Goal> Will you quote all of the entries, word for word?

* * *

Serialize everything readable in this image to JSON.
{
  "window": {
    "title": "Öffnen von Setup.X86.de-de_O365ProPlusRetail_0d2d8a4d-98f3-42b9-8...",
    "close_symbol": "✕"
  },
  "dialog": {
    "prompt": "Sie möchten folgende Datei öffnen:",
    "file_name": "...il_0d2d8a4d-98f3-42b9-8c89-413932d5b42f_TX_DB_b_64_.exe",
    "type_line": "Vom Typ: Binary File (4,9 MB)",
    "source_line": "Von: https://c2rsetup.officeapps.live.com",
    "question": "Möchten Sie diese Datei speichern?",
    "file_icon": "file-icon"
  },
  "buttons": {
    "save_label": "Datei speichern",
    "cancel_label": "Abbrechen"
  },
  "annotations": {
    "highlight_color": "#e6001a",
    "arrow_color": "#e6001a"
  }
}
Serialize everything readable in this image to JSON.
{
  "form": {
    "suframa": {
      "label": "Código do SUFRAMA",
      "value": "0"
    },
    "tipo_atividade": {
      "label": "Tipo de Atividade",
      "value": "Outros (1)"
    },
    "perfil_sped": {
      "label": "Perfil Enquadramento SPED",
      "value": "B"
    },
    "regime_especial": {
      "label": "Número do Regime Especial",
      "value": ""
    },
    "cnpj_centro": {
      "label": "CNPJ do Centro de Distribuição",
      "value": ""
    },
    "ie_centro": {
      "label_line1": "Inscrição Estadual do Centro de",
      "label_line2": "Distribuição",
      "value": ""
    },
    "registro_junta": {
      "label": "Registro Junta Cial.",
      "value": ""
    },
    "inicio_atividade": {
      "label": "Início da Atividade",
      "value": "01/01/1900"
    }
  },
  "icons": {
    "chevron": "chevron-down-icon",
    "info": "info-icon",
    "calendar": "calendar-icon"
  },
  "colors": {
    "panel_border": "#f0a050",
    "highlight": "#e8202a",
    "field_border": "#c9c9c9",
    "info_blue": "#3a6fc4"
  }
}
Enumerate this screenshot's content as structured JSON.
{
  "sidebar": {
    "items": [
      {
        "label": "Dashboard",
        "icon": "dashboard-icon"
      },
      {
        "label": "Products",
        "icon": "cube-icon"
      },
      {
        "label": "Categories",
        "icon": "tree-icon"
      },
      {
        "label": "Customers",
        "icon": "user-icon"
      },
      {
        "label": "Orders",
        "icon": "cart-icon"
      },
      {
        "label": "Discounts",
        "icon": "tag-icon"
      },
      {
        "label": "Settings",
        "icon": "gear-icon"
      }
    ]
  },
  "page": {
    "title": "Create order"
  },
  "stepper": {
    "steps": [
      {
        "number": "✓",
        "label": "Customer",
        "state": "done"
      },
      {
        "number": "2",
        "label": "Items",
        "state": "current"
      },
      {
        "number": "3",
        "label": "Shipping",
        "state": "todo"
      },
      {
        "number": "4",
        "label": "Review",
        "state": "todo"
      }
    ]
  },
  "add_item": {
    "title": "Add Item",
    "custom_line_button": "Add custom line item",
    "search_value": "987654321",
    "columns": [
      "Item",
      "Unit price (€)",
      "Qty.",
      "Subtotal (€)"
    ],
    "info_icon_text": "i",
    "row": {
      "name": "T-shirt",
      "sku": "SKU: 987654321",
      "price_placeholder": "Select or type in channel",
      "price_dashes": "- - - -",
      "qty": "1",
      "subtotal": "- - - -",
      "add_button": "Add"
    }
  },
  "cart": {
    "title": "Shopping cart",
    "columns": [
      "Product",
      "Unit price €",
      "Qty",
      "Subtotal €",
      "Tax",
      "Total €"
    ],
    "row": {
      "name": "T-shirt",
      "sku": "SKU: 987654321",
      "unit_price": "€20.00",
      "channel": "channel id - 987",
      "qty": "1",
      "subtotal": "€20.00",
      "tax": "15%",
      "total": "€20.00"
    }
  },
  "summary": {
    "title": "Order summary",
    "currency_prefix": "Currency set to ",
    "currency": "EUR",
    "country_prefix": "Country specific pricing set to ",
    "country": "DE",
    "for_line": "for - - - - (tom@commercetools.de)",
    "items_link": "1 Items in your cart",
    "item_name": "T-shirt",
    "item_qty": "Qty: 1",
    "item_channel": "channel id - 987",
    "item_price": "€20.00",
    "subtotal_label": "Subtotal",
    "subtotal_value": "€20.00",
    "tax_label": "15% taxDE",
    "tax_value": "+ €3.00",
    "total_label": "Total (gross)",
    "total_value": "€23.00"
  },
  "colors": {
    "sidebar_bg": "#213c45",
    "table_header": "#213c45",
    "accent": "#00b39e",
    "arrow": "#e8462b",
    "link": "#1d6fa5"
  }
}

* * *

Full answer>
Serialize everything readable in this image to JSON.
{
  "window": {
    "title": "Öffnen von Setup.X86.de-de_O365ProPlusRetail_0d2d8a4d-98f3-42b9-8...",
    "close_symbol": "✕"
  },
  "dialog": {
    "prompt": "Sie möchten folgende Datei öffnen:",
    "file_name": "...il_0d2d8a4d-98f3-42b9-8c89-413932d5b42f_TX_DB_b_64_.exe",
    "type_line": "Vom Typ: Binary File (4,9 MB)",
    "source_line": "Von: https://c2rsetup.officeapps.live.com",
    "question": "Möchten Sie diese Datei speichern?",
    "file_icon": "file-icon"
  },
  "buttons": {
    "save_label": "Datei speichern",
    "cancel_label": "Abbrechen"
  },
  "annotations": {
    "highlight_color": "#e6001a",
    "arrow_color": "#e6001a"
  }
}
Serialize everything readable in this image to JSON.
{
  "form": {
    "suframa": {
      "label": "Código do SUFRAMA",
      "value": "0"
    },
    "tipo_atividade": {
      "label": "Tipo de Atividade",
      "value": "Outros (1)"
    },
    "perfil_sped": {
      "label": "Perfil Enquadramento SPED",
      "value": "B"
    },
    "regime_especial": {
      "label": "Número do Regime Especial",
      "value": ""
    },
    "cnpj_centro": {
      "label": "CNPJ do Centro de Distribuição",
      "value": ""
    },
    "ie_centro": {
      "label_line1": "Inscrição Estadual do Centro de",
      "label_line2": "Distribuição",
      "value": ""
    },
    "registro_junta": {
      "label": "Registro Junta Cial.",
      "value": ""
    },
    "inicio_atividade": {
      "label": "Início da Atividade",
      "value": "01/01/1900"
    }
  },
  "icons": {
    "chevron": "chevron-down-icon",
    "info": "info-icon",
    "calendar": "calendar-icon"
  },
  "colors": {
    "panel_border": "#f0a050",
    "highlight": "#e8202a",
    "field_border": "#c9c9c9",
    "info_blue": "#3a6fc4"
  }
}
Enumerate this screenshot's content as structured JSON.
{
  "sidebar": {
    "items": [
      {
        "label": "Dashboard",
        "icon": "dashboard-icon"
      },
      {
        "label": "Products",
        "icon": "cube-icon"
      },
      {
        "label": "Categories",
        "icon": "tree-icon"
      },
      {
        "label": "Customers",
        "icon": "user-icon"
      },
      {
        "label": "Orders",
        "icon": "cart-icon"
      },
      {
        "label": "Discounts",
        "icon": "tag-icon"
      },
      {
        "label": "Settings",
        "icon": "gear-icon"
      }
    ]
  },
  "page": {
    "title": "Create order"
  },
  "stepper": {
    "steps": [
      {
        "number": "✓",
        "label": "Customer",
        "state": "done"
      },
      {
        "number": "2",
        "label": "Items",
        "state": "current"
      },
      {
        "number": "3",
        "label": "Shipping",
        "state": "todo"
      },
      {
        "number": "4",
        "label": "Review",
        "state": "todo"
      }
    ]
  },
  "add_item": {
    "title": "Add Item",
    "custom_line_button": "Add custom line item",
    "search_value": "987654321",
    "columns": [
      "Item",
      "Unit price (€)",
      "Qty.",
      "Subtotal (€)"
    ],
    "info_icon_text": "i",
    "row": {
      "name": "T-shirt",
      "sku": "SKU: 987654321",
      "price_placeholder": "Select or type in channel",
      "price_dashes": "- - - -",
      "qty": "1",
      "subtotal": "- - - -",
      "add_button": "Add"
    }
  },
  "cart": {
    "title": "Shopping cart",
    "columns": [
      "Product",
      "Unit price €",
      "Qty",
      "Subtotal €",
      "Tax",
      "Total €"
    ],
    "row": {
      "name": "T-shirt",
      "sku": "SKU: 987654321",
      "unit_price": "€20.00",
      "channel": "channel id - 987",
      "qty": "1",
      "subtotal": "€20.00",
      "tax": "15%",
      "total": "€20.00"
    }
  },
  "summary": {
    "title": "Order summary",
    "currency_prefix": "Currency set to ",
    "currency": "EUR",
    "country_prefix": "Country specific pricing set to ",
    "country": "DE",
    "for_line": "for - - - - (tom@commercetools.de)",
    "items_link": "1 Items in your cart",
    "item_name": "T-shirt",
    "item_qty": "Qty: 1",
    "item_channel": "channel id - 987",
    "item_price": "€20.00",
    "subtotal_label": "Subtotal",
    "subtotal_value": "€20.00",
    "tax_label": "15% taxDE",
    "tax_value": "+ €3.00",
    "total_label": "Total (gross)",
    "total_value": "€23.00"
  },
  "colors": {
    "sidebar_bg": "#213c45",
    "table_header": "#213c45",
    "accent": "#00b39e",
    "arrow": "#e8462b",
    "link": "#1d6fa5"
  }
}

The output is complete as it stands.